▶ _MATERIAL PROVIDED_
================
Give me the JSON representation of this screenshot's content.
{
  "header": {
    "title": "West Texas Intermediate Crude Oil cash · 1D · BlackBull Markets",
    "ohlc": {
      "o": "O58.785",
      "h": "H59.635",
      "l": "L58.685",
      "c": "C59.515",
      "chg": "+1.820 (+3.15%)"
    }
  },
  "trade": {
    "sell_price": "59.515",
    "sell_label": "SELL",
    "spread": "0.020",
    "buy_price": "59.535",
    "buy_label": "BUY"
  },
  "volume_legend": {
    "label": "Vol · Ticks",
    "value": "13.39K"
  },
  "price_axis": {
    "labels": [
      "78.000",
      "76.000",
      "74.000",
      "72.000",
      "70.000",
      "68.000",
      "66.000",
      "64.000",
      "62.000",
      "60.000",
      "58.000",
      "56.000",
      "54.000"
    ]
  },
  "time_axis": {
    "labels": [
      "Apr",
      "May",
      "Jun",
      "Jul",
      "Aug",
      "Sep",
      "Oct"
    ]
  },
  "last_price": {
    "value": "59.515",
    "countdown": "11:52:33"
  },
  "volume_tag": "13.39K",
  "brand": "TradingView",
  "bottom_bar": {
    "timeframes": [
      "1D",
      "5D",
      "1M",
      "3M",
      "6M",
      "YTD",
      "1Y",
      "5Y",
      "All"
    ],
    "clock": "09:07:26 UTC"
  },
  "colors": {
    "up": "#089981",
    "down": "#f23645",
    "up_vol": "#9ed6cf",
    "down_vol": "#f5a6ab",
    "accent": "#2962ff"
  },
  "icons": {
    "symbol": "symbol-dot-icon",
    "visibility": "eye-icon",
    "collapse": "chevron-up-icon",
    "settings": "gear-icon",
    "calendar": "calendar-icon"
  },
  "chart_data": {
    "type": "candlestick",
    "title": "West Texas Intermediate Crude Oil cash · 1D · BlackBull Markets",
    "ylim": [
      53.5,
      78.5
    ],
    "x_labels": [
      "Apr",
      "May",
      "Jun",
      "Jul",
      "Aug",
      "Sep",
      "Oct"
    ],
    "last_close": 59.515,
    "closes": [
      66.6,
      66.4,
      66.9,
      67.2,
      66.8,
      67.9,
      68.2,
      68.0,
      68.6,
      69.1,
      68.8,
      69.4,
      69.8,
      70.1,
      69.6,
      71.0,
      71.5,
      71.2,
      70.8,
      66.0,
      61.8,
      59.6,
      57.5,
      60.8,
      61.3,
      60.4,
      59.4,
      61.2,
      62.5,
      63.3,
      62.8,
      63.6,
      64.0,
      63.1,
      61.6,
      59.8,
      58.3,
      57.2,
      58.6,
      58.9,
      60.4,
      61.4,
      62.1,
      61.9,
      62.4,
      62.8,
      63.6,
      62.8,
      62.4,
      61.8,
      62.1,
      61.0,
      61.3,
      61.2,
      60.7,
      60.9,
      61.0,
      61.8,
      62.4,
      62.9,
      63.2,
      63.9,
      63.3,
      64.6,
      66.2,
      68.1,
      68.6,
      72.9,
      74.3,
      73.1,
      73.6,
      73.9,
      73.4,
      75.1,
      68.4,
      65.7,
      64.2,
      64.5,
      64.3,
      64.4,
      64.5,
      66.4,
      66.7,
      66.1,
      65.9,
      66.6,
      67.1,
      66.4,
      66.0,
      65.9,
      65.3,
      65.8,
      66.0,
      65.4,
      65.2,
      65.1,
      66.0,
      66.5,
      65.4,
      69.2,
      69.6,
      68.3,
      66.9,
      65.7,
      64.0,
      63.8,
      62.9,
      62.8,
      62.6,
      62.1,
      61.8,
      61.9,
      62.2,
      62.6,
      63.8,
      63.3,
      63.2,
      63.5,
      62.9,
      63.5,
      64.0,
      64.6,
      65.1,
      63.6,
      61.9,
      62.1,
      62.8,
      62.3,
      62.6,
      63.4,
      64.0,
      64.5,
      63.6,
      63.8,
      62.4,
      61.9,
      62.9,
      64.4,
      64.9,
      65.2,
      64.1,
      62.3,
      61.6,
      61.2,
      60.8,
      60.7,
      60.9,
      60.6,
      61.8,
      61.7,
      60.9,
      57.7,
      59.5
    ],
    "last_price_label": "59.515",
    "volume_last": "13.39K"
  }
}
================
Give the listing above again, word for word.

▶ _ANSWER_
Give me the JSON representation of this screenshot's content.
{
  "header": {
    "title": "West Texas Intermediate Crude Oil cash · 1D · BlackBull Markets",
    "ohlc": {
      "o": "O58.785",
      "h": "H59.635",
      "l": "L58.685",
      "c": "C59.515",
      "chg": "+1.820 (+3.15%)"
    }
  },
  "trade": {
    "sell_price": "59.515",
    "sell_label": "SELL",
    "spread": "0.020",
    "buy_price": "59.535",
    "buy_label": "BUY"
  },
  "volume_legend": {
    "label": "Vol · Ticks",
    "value": "13.39K"
  },
  "price_axis": {
    "labels": [
      "78.000",
      "76.000",
      "74.000",
      "72.000",
      "70.000",
      "68.000",
      "66.000",
      "64.000",
      "62.000",
      "60.000",
      "58.000",
      "56.000",
      "54.000"
    ]
  },
  "time_axis": {
    "labels": [
      "Apr",
      "May",
      "Jun",
      "Jul",
      "Aug",
      "Sep",
      "Oct"
    ]
  },
  "last_price": {
    "value": "59.515",
    "countdown": "11:52:33"
  },
  "volume_tag": "13.39K",
  "brand": "TradingView",
  "bottom_bar": {
    "timeframes": [
      "1D",
      "5D",
      "1M",
      "3M",
      "6M",
      "YTD",
      "1Y",
      "5Y",
      "All"
    ],
    "clock": "09:07:26 UTC"
  },
  "colors": {
    "up": "#089981",
    "down": "#f23645",
    "up_vol": "#9ed6cf",
    "down_vol": "#f5a6ab",
    "accent": "#2962ff"
  },
  "icons": {
    "symbol": "symbol-dot-icon",
    "visibility": "eye-icon",
    "collapse": "chevron-up-icon",
    "settings": "gear-icon",
    "calendar": "calendar-icon"
  },
  "chart_data": {
    "type": "candlestick",
    "title": "West Texas Intermediate Crude Oil cash · 1D · BlackBull Markets",
    "ylim": [
      53.5,
      78.5
    ],
    "x_labels": [
      "Apr",
      "May",
      "Jun",
      "Jul",
      "Aug",
      "Sep",
      "Oct"
    ],
    "last_close": 59.515,
    "closes": [
      66.6,
      66.4,
      66.9,
      67.2,
      66.8,
      67.9,
      68.2,
      68.0,
      68.6,
      69.1,
      68.8,
      69.4,
      69.8,
      70.1,
      69.6,
      71.0,
      71.5,
      71.2,
      70.8,
      66.0,
      61.8,
      59.6,
      57.5,
      60.8,
      61.3,
      60.4,
      59.4,
      61.2,
      62.5,
      63.3,
      62.8,
      63.6,
      64.0,
      63.1,
      61.6,
      59.8,
      58.3,
      57.2,
      58.6,
      58.9,
      60.4,
      61.4,
      62.1,
      61.9,
      62.4,
      62.8,
      63.6,
      62.8,
      62.4,
      61.8,
      62.1,
      61.0,
      61.3,
      61.2,
      60.7,
      60.9,
      61.0,
      61.8,
      62.4,
      62.9,
      63.2,
      63.9,
      63.3,
      64.6,
      66.2,
      68.1,
      68.6,
      72.9,
      74.3,
      73.1,
      73.6,
      73.9,
      73.4,
      75.1,
      68.4,
      65.7,
      64.2,
      64.5,
      64.3,
      64.4,
      64.5,
      66.4,
      66.7,
      66.1,
      65.9,
      66.6,
      67.1,
      66.4,
      66.0,
      65.9,
      65.3,
      65.8,
      66.0,
      65.4,
      65.2,
      65.1,
      66.0,
      66.5,
      65.4,
      69.2,
      69.6,
      68.3,
      66.9,
      65.7,
      64.0,
      63.8,
      62.9,
      62.8,
      62.6,
      62.1,
      61.8,
      61.9,
      62.2,
      62.6,
      63.8,
      63.3,
      63.2,
      63.5,
      62.9,
      63.5,
      64.0,
      64.6,
      65.1,
      63.6,
      61.9,
      62.1,
      62.8,
      62.3,
      62.6,
      63.4,
      64.0,
      64.5,
      63.6,
      63.8,
      62.4,
      61.9,
      62.9,
      64.4,
      64.9,
      65.2,
      64.1,
      62.3,
      61.6,
      61.2,
      60.8,
      60.7,
      60.9,
      60.6,
      61.8,
      61.7,
      60.9,
      57.7,
      59.5
    ],
    "last_price_label": "59.515",
    "volume_last": "13.39K"
  }
}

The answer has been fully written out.